## Requirement
Print all of the data exactly.

___

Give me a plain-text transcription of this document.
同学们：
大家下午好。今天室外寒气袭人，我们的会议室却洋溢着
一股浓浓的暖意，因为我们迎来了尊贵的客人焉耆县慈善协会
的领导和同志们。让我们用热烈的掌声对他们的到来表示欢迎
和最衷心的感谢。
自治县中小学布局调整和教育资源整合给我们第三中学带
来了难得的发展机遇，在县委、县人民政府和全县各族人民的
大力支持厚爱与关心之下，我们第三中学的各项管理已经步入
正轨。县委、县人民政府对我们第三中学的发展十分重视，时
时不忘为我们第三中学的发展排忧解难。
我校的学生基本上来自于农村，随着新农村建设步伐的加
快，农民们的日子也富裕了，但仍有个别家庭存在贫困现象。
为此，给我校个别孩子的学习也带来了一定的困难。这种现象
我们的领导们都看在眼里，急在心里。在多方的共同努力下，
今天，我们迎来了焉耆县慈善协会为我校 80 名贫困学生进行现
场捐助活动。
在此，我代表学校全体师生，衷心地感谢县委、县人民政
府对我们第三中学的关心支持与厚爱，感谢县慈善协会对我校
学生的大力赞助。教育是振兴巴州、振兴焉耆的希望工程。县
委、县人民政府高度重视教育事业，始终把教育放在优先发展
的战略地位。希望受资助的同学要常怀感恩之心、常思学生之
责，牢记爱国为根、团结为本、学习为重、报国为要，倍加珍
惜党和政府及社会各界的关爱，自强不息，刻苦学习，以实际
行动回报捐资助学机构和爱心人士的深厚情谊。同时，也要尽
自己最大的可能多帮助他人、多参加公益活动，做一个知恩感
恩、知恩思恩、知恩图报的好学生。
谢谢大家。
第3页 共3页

___

## Task response
Give me a plain-text transcription of this document.
同学们：
大家下午好。今天室外寒气袭人，我们的会议室却洋溢着
一股浓浓的暖意，因为我们迎来了尊贵的客人焉耆县慈善协会
的领导和同志们。让我们用热烈的掌声对他们的到来表示欢迎
和最衷心的感谢。
自治县中小学布局调整和教育资源整合给我们第三中学带
来了难得的发展机遇，在县委、县人民政府和全县各族人民的
大力支持厚爱与关心之下，我们第三中学的各项管理已经步入
正轨。县委、县人民政府对我们第三中学的发展十分重视，时
时不忘为我们第三中学的发展排忧解难。
我校的学生基本上来自于农村，随着新农村建设步伐的加
快，农民们的日子也富裕了，但仍有个别家庭存在贫困现象。
为此，给我校个别孩子的学习也带来了一定的困难。这种现象
我们的领导们都看在眼里，急在心里。在多方的共同努力下，
今天，我们迎来了焉耆县慈善协会为我校 80 名贫困学生进行现
场捐助活动。
在此，我代表学校全体师生，衷心地感谢县委、县人民政
府对我们第三中学的关心支持与厚爱，感谢县慈善协会对我校
学生的大力赞助。教育是振兴巴州、振兴焉耆的希望工程。县
委、县人民政府高度重视教育事业，始终把教育放在优先发展
的战略地位。希望受资助的同学要常怀感恩之心、常思学生之
责，牢记爱国为根、团结为本、学习为重、报国为要，倍加珍
惜党和政府及社会各界的关爱，自强不息，刻苦学习，以实际
行动回报捐资助学机构和爱心人士的深厚情谊。同时，也要尽
自己最大的可能多帮助他人、多参加公益活动，做一个知恩感
恩、知恩思恩、知恩图报的好学生。
谢谢大家。
第3页 共3页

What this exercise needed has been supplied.